__Saved data entries__:
......

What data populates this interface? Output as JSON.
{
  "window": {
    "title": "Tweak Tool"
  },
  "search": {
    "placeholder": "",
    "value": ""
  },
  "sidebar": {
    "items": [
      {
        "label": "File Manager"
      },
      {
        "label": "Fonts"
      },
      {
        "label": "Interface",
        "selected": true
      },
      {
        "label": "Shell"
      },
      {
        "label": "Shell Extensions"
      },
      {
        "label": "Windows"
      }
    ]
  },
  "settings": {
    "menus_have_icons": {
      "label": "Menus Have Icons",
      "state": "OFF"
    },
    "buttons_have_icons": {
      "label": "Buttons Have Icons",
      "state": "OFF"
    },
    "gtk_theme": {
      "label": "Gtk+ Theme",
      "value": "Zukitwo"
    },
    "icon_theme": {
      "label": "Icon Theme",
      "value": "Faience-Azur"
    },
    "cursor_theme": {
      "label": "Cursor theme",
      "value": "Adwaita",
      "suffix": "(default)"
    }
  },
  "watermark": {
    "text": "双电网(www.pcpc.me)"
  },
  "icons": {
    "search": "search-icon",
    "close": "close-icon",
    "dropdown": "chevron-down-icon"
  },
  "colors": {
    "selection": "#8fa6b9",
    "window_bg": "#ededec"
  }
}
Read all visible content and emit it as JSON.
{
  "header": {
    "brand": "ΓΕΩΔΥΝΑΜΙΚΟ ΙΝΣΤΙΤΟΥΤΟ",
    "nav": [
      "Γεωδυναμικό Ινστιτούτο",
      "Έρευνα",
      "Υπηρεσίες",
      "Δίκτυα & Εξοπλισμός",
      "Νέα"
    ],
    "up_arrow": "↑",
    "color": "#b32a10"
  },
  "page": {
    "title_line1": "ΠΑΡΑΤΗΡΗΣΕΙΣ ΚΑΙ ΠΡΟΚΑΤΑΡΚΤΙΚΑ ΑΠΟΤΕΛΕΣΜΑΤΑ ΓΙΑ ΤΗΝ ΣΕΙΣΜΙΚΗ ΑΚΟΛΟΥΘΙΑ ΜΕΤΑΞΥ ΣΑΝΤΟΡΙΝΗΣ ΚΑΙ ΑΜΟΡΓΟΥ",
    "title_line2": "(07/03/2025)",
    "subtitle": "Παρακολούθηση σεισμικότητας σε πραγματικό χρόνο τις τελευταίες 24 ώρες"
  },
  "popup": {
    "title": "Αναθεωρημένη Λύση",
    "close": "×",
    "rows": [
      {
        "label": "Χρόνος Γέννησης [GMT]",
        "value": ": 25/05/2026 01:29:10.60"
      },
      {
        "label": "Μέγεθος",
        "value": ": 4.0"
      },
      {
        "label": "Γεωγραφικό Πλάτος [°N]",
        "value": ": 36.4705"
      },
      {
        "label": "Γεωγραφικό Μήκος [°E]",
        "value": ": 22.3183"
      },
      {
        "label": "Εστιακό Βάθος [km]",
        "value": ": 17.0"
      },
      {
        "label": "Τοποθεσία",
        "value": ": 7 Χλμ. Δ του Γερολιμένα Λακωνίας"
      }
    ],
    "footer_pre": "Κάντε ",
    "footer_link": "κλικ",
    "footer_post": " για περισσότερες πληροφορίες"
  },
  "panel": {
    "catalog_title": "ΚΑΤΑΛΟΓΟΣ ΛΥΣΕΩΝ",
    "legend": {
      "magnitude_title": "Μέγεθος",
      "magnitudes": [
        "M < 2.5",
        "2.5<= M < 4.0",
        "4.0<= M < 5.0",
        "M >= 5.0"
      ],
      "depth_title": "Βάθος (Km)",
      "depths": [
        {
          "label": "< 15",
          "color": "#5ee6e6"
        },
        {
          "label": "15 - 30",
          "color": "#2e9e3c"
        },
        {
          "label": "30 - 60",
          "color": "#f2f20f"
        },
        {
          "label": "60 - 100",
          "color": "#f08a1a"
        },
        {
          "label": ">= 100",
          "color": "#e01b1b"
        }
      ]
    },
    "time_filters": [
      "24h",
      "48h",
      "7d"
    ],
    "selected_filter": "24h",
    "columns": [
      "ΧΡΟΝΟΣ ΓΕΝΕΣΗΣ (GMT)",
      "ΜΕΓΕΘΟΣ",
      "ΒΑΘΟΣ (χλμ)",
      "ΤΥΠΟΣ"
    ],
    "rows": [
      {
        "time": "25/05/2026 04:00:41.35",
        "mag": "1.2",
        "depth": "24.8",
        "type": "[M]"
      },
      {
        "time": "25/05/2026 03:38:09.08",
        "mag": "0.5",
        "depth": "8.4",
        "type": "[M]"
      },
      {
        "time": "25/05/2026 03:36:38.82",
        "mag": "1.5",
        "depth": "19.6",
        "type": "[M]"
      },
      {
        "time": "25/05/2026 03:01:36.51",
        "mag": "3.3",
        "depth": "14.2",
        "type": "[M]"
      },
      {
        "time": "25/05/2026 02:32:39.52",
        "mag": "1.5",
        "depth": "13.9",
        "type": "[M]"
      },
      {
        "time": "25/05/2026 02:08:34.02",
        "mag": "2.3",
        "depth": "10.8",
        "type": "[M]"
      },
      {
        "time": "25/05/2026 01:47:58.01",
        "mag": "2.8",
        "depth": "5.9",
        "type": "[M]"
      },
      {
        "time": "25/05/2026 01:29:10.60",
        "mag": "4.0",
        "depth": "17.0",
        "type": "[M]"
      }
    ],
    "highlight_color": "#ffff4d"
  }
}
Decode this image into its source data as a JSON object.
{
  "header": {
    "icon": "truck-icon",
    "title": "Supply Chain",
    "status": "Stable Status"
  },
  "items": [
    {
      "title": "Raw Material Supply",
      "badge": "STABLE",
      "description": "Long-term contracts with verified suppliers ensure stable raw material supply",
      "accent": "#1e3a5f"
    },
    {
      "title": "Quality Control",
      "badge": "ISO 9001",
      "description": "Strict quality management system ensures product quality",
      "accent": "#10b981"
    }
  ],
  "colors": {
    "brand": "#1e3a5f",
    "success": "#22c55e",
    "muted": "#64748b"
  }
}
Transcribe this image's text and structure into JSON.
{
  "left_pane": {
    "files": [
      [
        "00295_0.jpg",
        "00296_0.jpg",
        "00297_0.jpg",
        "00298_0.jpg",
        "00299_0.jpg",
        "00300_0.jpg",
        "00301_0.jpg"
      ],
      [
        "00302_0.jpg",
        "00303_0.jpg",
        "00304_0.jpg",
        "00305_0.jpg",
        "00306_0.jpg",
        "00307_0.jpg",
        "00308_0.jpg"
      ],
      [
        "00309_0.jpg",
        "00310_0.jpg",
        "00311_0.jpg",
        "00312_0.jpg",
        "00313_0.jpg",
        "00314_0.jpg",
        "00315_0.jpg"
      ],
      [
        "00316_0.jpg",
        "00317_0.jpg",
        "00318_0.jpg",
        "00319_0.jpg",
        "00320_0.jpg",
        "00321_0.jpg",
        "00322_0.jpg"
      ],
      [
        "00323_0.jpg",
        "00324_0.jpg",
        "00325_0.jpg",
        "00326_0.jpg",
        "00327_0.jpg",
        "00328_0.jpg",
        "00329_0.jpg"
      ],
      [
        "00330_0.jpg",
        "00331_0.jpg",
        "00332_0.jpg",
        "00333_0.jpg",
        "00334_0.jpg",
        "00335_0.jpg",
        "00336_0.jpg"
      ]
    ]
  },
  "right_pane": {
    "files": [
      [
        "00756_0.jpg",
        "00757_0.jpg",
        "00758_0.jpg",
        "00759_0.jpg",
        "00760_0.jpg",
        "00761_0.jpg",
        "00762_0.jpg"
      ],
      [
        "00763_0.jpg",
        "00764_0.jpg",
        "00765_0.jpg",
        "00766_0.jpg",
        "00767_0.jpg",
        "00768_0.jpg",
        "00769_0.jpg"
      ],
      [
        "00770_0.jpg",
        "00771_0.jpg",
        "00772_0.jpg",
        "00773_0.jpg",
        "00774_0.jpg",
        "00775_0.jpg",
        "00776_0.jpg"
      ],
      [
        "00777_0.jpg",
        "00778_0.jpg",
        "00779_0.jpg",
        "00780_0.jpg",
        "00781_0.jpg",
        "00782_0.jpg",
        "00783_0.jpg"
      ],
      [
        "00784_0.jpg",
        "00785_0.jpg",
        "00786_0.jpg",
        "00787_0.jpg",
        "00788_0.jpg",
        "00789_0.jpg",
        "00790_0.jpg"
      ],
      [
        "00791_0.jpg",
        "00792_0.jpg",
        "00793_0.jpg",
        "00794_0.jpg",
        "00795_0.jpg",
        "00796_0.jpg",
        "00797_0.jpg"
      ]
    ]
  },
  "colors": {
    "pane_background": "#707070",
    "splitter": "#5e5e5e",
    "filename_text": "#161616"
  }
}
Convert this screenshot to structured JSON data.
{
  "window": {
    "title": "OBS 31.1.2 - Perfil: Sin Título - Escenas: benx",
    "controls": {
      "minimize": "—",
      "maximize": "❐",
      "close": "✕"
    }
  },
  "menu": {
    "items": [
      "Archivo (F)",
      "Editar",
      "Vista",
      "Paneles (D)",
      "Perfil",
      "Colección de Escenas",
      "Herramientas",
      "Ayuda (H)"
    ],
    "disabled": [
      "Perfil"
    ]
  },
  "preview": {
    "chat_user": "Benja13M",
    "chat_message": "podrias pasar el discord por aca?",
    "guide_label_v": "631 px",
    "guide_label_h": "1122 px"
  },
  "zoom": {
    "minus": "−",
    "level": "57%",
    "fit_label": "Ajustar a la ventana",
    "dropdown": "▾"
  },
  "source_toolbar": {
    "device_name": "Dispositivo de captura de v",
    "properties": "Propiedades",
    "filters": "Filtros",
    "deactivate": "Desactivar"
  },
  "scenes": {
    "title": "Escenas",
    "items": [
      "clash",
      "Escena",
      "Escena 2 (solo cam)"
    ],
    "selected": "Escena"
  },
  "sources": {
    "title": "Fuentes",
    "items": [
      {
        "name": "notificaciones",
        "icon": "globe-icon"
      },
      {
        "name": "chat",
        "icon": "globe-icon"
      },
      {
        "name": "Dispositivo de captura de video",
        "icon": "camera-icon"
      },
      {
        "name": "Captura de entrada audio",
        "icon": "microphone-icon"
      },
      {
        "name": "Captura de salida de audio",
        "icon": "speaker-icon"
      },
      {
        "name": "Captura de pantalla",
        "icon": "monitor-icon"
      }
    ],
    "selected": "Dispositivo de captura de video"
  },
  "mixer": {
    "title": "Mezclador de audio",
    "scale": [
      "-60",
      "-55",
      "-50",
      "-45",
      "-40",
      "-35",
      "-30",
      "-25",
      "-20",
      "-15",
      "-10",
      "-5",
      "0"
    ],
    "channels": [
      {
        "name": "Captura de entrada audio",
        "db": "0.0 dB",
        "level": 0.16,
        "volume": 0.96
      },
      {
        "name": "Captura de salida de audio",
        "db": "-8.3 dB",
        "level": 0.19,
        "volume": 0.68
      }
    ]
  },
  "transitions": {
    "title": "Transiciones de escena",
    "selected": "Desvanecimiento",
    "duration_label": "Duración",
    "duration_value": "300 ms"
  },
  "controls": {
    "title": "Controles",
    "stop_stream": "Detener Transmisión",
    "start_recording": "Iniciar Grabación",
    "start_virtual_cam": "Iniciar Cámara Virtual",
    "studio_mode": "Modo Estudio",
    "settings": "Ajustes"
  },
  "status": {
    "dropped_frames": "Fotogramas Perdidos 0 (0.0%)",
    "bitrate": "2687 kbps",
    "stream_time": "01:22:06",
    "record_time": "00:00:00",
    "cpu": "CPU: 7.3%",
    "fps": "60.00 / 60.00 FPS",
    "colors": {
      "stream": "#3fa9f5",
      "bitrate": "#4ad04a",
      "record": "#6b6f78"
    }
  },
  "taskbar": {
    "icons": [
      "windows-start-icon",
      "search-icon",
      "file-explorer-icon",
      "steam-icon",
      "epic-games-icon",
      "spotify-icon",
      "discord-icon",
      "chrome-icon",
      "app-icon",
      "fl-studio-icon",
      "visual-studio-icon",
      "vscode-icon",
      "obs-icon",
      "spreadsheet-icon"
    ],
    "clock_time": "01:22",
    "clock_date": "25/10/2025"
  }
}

......

__YOUR OBJECTIVE__: Pick out each line containing the string "Γεωγραφικό" and copy it.

__CORRECT OUTPUT__:
        "label": "Γεωγραφικό Πλάτος [°N]",
        "label": "Γεωγραφικό Μήκος [°E]",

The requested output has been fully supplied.